-- TASK DESCRIPTION --
Copy all lines below containing "ABSENCE".

-- DATA IN THIS EXERCISE --
====================

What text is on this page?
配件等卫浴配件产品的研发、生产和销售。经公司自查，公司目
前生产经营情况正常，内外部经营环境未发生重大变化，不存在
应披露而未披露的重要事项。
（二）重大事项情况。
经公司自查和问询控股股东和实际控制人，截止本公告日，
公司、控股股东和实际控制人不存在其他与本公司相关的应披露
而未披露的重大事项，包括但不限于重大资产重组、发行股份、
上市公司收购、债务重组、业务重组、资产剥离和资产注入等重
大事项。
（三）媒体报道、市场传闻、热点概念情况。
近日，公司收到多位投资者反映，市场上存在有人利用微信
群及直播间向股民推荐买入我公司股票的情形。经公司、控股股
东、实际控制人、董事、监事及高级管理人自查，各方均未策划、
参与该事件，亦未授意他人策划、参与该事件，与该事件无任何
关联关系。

====================

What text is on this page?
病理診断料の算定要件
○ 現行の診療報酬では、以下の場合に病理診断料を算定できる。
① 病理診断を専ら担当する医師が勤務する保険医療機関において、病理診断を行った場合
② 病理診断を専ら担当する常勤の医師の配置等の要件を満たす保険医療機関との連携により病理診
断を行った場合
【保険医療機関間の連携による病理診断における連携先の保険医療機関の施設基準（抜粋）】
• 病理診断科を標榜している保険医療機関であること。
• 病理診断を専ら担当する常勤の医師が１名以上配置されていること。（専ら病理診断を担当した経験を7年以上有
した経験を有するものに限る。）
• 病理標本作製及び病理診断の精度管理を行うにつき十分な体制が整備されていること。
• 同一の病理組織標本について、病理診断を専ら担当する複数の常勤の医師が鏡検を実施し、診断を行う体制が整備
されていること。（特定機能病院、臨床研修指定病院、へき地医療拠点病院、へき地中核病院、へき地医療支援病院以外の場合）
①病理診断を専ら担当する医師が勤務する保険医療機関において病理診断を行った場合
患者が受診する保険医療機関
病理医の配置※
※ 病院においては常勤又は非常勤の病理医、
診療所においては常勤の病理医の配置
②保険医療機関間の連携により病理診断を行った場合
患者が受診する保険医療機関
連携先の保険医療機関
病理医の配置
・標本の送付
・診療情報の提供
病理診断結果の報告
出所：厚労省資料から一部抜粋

====================

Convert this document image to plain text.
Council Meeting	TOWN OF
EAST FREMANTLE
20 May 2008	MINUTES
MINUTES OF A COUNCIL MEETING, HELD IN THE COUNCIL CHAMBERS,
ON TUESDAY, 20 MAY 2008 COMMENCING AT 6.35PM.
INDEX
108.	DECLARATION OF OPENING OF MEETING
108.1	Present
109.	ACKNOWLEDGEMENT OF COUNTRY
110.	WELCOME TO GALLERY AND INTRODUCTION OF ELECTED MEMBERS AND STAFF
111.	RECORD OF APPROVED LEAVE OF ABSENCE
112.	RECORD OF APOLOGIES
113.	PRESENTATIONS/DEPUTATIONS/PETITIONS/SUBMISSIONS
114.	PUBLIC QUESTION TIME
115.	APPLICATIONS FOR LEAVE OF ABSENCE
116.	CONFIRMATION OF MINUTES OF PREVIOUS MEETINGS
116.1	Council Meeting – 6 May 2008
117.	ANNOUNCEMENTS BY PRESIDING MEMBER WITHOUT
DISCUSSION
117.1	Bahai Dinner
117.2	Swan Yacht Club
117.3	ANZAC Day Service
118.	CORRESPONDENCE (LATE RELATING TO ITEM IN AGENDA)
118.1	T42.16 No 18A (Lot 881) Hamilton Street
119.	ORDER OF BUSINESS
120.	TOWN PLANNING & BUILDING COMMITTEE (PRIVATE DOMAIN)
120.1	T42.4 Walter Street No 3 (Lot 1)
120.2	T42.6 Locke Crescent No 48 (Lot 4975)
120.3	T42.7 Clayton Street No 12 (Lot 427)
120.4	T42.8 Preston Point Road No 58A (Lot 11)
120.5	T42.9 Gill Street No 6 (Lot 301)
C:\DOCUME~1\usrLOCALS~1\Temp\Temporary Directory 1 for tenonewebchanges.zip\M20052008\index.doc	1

====================

-- SOLUTION FOR THIS TASK --
111.	RECORD OF APPROVED LEAVE OF ABSENCE
115.	APPLICATIONS FOR LEAVE OF ABSENCE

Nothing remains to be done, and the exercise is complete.